• [Testo del documento]:

Quello che manca è la volontà politica di compiere questo gesto. Fino ad ora, l’Occidente e i Paesi affini si sono limitati soltanto ad imporre sanzioni che non sono state in grado di fermare la macchina da guerra di Mosca. L’economia russa si è adattata alle sanzioni, e ha capito come aggirarle. Tata ha poco più di vent’anni. Prima era una studentessa di diritto internazionale, adesso guida un’unità di Medevac: con la sua ambulanza raccoglie i feriti e fornisce loro i primi soccorsi, mentre li trasporta verso strutture capaci di fornire loro le cure necessarie. Come personale medico disarmato, la Convenzione di Ginevra li considera neutrali. Ma al fronte, sono oggetto di attacchi continui da parte dei russi. “Una volta, la mia unità è stata bersagliata da un drone kamikaze russo. Il drone è scoppiato vicinissimo a noi, ma fortunatamente ne siamo usciti illesi. Abbiamo raccolti i pezzi e li abbiamo portati a farli analizzare, ed è uscito fuori che fossero pezzi di manifattura occidentale”, racconta. Anche se la loro esportazione è proibita, questi componenti passano attraverso una serie di Paesi “insospettabili” e finiscono in Russia. Ci sono componenti occidentali anche nei famigerati Kinzhal.

• [Record elencati]:

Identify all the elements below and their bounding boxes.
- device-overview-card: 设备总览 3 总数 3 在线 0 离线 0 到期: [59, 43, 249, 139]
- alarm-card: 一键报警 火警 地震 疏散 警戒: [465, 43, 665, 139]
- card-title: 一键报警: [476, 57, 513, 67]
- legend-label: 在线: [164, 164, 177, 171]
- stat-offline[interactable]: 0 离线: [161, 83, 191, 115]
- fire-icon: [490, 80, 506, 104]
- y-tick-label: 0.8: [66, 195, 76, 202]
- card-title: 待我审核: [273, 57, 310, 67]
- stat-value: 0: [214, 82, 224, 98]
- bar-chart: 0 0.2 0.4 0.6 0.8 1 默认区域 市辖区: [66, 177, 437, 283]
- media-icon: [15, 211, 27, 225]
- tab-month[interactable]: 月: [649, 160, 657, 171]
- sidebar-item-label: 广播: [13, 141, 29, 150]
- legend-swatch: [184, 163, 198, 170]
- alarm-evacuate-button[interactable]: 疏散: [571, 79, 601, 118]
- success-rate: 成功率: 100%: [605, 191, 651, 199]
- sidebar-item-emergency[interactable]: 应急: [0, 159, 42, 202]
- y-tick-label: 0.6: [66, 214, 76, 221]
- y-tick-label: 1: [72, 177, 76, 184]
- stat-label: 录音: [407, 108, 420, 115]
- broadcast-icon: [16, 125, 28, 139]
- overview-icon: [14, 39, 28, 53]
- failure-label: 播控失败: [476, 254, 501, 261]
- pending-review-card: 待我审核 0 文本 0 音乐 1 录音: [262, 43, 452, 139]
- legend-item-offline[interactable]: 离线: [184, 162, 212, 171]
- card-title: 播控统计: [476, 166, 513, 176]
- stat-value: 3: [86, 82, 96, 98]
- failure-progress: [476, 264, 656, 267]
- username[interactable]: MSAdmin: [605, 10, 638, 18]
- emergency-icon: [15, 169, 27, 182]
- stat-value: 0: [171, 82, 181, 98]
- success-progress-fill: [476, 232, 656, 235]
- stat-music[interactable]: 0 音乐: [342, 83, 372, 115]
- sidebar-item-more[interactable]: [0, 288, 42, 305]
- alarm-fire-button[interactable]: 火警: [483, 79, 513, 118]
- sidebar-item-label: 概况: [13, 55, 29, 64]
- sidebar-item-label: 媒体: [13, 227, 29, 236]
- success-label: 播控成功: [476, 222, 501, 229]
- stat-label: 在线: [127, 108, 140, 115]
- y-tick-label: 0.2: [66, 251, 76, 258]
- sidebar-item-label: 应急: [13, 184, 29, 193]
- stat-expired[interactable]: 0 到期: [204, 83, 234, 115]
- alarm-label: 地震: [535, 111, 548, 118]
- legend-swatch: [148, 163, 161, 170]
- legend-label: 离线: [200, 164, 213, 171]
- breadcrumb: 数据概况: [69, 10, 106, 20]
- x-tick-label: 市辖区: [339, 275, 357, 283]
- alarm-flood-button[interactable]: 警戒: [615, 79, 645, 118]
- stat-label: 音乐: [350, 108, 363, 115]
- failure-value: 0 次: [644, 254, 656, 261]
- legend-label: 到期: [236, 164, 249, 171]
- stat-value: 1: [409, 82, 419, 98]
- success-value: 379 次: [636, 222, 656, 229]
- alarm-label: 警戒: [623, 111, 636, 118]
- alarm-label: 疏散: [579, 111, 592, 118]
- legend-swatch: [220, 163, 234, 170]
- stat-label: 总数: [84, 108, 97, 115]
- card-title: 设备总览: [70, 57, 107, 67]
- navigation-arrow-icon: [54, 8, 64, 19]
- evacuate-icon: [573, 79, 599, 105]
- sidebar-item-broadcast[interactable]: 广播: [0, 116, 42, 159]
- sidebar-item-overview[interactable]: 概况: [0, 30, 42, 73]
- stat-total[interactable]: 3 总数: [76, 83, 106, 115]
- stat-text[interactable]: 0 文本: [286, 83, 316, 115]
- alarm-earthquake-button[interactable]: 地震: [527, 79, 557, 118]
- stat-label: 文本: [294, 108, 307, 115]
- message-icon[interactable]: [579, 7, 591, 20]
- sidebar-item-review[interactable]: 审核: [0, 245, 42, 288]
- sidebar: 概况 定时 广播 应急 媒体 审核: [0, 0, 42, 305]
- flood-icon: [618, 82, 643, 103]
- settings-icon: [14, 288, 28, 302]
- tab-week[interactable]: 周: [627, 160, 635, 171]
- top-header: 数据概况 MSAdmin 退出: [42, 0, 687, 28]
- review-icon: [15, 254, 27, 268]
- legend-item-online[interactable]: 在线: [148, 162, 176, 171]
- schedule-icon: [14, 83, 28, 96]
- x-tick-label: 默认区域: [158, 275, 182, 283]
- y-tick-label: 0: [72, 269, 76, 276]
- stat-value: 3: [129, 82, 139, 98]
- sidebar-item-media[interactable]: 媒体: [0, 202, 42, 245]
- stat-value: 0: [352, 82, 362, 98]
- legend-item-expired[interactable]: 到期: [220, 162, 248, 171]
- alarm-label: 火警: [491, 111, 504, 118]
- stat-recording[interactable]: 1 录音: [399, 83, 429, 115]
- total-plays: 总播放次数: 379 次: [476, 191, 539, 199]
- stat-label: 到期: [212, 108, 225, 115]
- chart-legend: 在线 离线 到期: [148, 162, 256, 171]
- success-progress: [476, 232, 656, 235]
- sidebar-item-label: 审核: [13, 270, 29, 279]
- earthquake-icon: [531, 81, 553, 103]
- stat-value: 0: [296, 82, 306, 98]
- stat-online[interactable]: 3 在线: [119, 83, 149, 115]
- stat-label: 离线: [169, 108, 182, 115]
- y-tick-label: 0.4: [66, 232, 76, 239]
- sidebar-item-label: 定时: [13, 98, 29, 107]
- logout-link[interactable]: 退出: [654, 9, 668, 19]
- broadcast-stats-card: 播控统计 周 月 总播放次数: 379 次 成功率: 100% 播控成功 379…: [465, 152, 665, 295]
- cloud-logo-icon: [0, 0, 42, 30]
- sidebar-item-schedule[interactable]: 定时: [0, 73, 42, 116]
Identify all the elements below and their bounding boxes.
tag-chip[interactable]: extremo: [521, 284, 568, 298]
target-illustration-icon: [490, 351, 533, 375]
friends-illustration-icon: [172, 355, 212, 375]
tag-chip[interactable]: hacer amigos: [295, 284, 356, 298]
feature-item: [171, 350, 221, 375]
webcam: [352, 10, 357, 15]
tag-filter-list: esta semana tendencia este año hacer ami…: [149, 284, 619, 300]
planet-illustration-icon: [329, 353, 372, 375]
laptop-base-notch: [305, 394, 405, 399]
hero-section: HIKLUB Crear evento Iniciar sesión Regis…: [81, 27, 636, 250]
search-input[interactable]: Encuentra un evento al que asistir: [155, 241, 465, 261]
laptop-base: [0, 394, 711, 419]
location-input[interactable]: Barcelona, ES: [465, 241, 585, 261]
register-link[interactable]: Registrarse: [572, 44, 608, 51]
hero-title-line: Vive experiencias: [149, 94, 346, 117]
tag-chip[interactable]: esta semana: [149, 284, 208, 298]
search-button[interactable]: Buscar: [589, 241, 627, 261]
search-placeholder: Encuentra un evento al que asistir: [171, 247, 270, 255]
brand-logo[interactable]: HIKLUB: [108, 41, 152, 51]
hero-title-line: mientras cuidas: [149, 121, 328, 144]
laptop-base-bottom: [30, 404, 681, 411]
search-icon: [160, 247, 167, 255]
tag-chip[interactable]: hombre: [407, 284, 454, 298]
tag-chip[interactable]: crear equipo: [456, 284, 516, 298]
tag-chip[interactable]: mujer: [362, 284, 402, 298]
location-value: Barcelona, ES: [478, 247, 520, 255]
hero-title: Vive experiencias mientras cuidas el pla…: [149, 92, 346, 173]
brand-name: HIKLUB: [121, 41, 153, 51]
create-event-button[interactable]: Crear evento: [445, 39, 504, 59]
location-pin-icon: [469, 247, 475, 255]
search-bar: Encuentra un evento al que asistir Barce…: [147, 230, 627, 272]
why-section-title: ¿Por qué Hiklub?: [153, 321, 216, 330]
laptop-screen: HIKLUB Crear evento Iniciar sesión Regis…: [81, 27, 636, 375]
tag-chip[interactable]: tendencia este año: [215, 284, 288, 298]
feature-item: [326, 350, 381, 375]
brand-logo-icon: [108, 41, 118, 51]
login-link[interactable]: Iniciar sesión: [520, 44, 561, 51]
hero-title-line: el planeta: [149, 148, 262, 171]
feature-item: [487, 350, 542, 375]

• [Istruzioni di lavoro]:
A – Traduci in inglese questa frase del testo sulle sanzioni alla Russia: «L’economia russa si è adattata alle sanzioni, e ha capito come aggirarle.»
B – Riprendi il testo sulle sanzioni alla Russia e prosegui a partire dalla sua ultima frase, senza tener conto dell'elenco.

• [Risposte alle attività]:
A – The Russian economy has adapted to the sanctions and has figured out how to get around them.

B –
“L’Occidente non può restare a guardare, gli aiuti ci servono adesso. Eppure negli Stati Uniti sono bloccati al congresso, e in Europa pesa il veto dell’Ungheria. C’è il rischio che arrivino troppo tardi. E Putin non si fermerà: dopo l’Ucraina ci sarà l’Europa”, rimarca, facendo eco a Volodymyr Zelensky, la senior fellow del Foreign Policy Research Institute Olena Snigyr. Senza le guerre, la narrazione del regime al potere in Russia verrebbe meno, così come il suo supporto popolare. Dalla sua ascesa al potere, il regime di Vladimir Putin è stato segnato da varie guerre, a intervalli sempre più brevi l’una dall’altra, “necessarie a mantenere salda la sua presa sulla popolazione. Per questo ogni compromesso è inutile: servirebbe soltanto al Cremlino per riprendere fiato e accumulare forze sufficienti ad un nuovo assalto contro l’Ucraina. E dopo l’Ucraina rimane l’Europa, su cui Putin ha già messo gli occhi stando a quanto riportato da diversi servizi di intelligence”. Non solo Berlino, ma anche Londra e Tallin prevedono un’escalation militare tra la Russia e l’Alleanza Atlantica entro il 2030.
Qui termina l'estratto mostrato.